Revise the data below so that "bounding boxes" becomes "box coordinates" and nothing else changes. Leave the pictures out of your answer.

● Spatial annotation data:
>>>
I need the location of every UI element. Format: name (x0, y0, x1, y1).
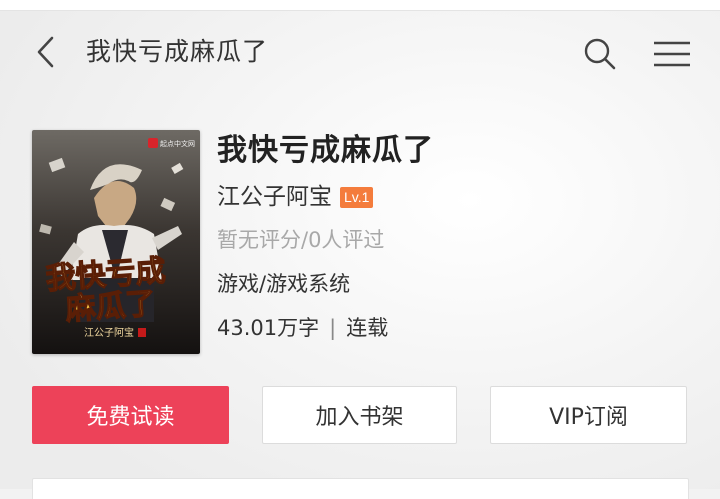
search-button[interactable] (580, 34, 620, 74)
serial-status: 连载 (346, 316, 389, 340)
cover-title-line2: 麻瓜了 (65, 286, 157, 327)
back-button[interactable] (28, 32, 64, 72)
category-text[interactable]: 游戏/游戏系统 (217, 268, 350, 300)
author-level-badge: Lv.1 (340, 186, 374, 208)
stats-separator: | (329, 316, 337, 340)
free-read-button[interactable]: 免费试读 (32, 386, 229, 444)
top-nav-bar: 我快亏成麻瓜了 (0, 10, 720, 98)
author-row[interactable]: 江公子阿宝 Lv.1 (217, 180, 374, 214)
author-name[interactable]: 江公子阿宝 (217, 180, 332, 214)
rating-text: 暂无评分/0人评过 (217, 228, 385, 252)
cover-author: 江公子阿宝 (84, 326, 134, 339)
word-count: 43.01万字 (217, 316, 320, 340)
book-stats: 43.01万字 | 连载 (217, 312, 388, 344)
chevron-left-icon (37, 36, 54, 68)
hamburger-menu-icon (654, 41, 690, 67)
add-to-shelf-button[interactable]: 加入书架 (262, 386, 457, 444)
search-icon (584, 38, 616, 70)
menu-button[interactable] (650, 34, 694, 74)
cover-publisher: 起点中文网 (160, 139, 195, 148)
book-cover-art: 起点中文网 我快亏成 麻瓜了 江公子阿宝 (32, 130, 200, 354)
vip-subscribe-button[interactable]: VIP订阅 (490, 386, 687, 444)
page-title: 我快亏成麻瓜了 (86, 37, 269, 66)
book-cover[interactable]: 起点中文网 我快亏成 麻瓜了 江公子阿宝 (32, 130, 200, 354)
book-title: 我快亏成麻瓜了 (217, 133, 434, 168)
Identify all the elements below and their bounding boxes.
<<<
● Answer for this exercise:
I need the location of every UI element. Format: name (x0, y0, x1, y1).
search-button[interactable] (580, 34, 620, 74)
serial-status: 连载 (346, 316, 389, 340)
cover-title-line2: 麻瓜了 (65, 286, 157, 327)
back-button[interactable] (28, 32, 64, 72)
category-text[interactable]: 游戏/游戏系统 (217, 268, 350, 300)
author-level-badge: Lv.1 (340, 186, 374, 208)
stats-separator: | (329, 316, 337, 340)
free-read-button[interactable]: 免费试读 (32, 386, 229, 444)
top-nav-bar: 我快亏成麻瓜了 (0, 10, 720, 98)
author-row[interactable]: 江公子阿宝 Lv.1 (217, 180, 374, 214)
author-name[interactable]: 江公子阿宝 (217, 180, 332, 214)
rating-text: 暂无评分/0人评过 (217, 228, 385, 252)
cover-author: 江公子阿宝 (84, 326, 134, 339)
word-count: 43.01万字 (217, 316, 320, 340)
book-stats: 43.01万字 | 连载 (217, 312, 388, 344)
chevron-left-icon (37, 36, 54, 68)
hamburger-menu-icon (654, 41, 690, 67)
add-to-shelf-button[interactable]: 加入书架 (262, 386, 457, 444)
search-icon (584, 38, 616, 70)
menu-button[interactable] (650, 34, 694, 74)
cover-publisher: 起点中文网 (160, 139, 195, 148)
book-cover-art: 起点中文网 我快亏成 麻瓜了 江公子阿宝 (32, 130, 200, 354)
vip-subscribe-button[interactable]: VIP订阅 (490, 386, 687, 444)
page-title: 我快亏成麻瓜了 (86, 37, 269, 66)
book-cover[interactable]: 起点中文网 我快亏成 麻瓜了 江公子阿宝 (32, 130, 200, 354)
book-title: 我快亏成麻瓜了 (217, 133, 434, 168)
Identify all the elements below and their box coordinates.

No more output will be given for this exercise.